Data provided:
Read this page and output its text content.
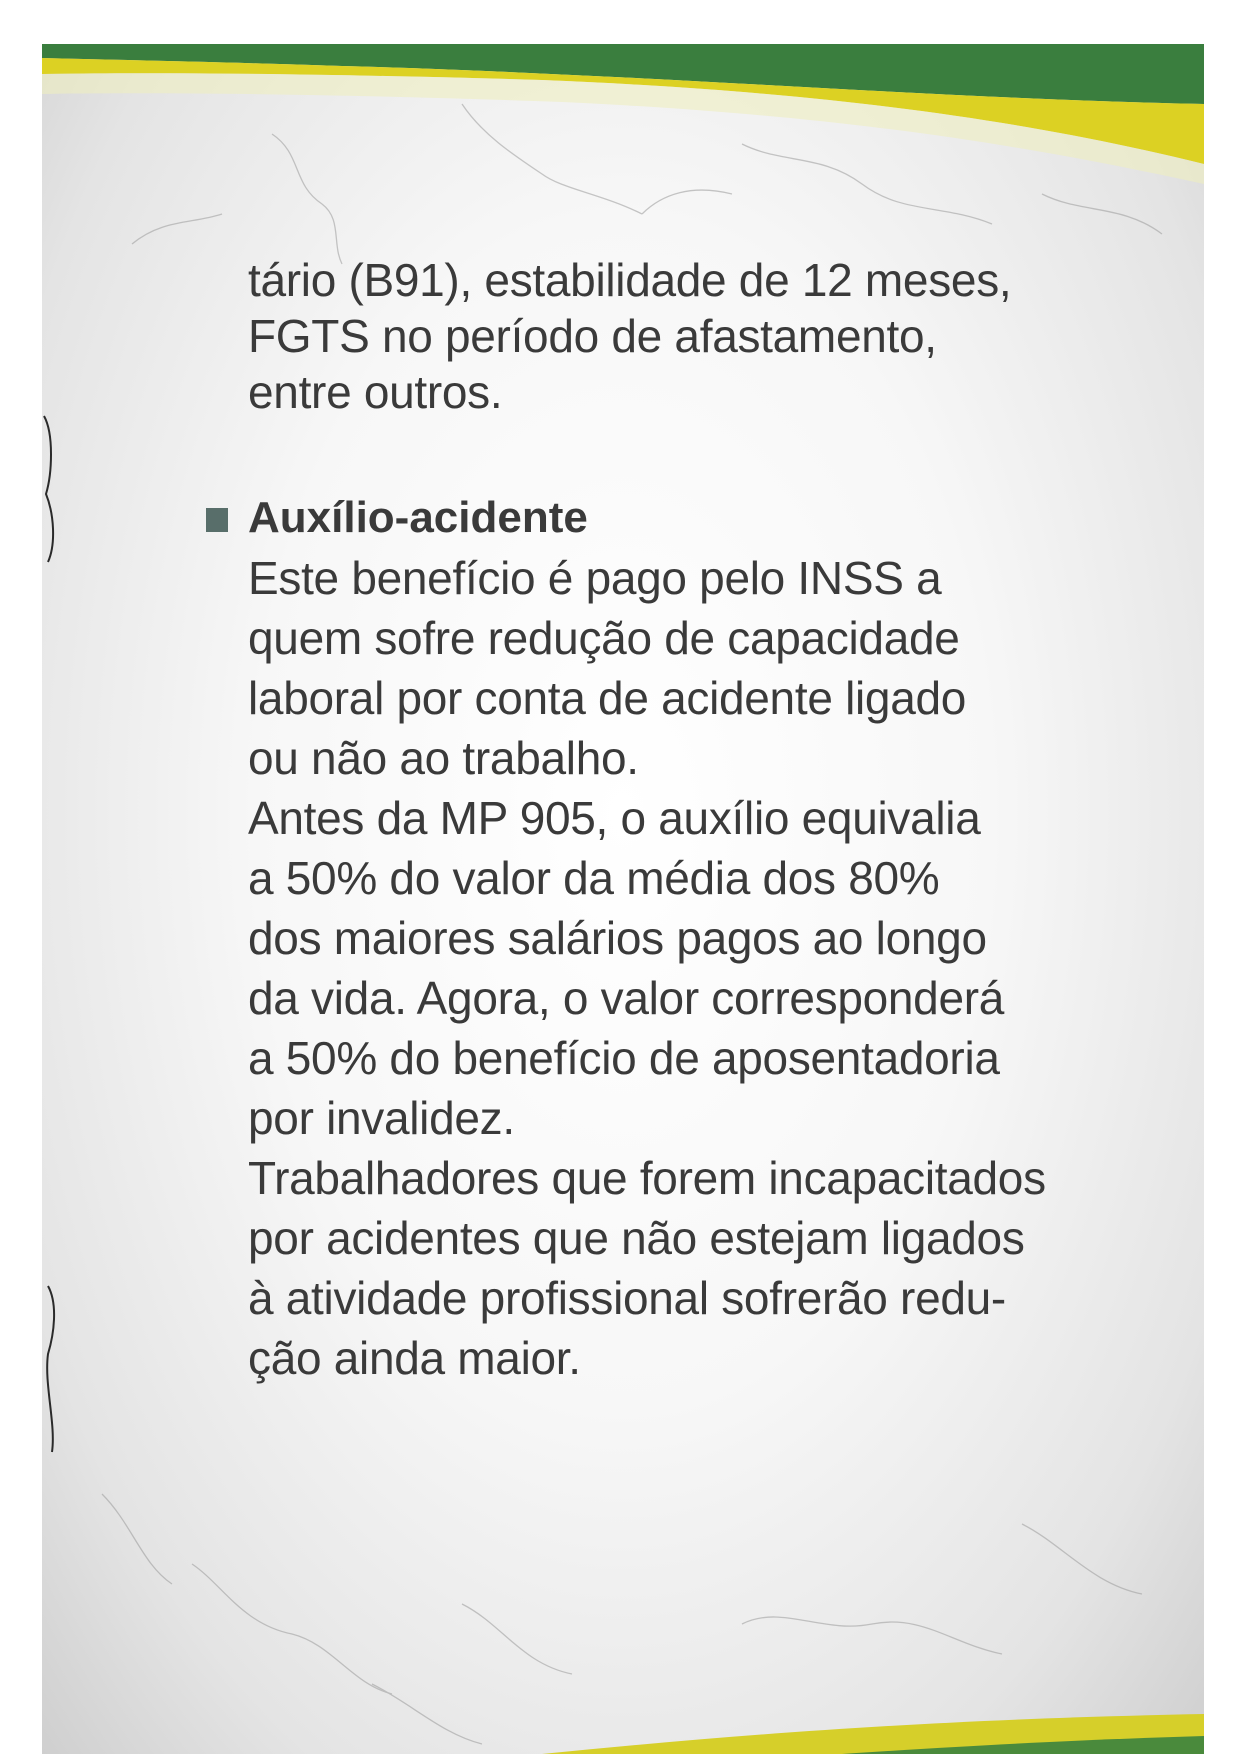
tário (B91), estabilidade de 12 meses,
FGTS no período de afastamento,
entre outros.
Auxílio-acidente
Este benefício é pago pelo INSS a
quem sofre redução de capacidade
laboral por conta de acidente ligado
ou não ao trabalho.
Antes da MP 905, o auxílio equivalia
a 50% do valor da média dos 80%
dos maiores salários pagos ao longo
da vida. Agora, o valor corresponderá
a 50% do benefício de aposentadoria
por invalidez.
Trabalhadores que forem incapacitados
por acidentes que não estejam ligados
à atividade profissional sofrerão redu-
ção ainda maior.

Task goal:
Copy the records above exactly, omitting every picture.

Final result:
Read this page and output its text content.
tário (B91), estabilidade de 12 meses,
FGTS no período de afastamento,
entre outros.
Auxílio-acidente
Este benefício é pago pelo INSS a
quem sofre redução de capacidade
laboral por conta de acidente ligado
ou não ao trabalho.
Antes da MP 905, o auxílio equivalia
a 50% do valor da média dos 80%
dos maiores salários pagos ao longo
da vida. Agora, o valor corresponderá
a 50% do benefício de aposentadoria
por invalidez.
Trabalhadores que forem incapacitados
por acidentes que não estejam ligados
à atividade profissional sofrerão redu-
ção ainda maior.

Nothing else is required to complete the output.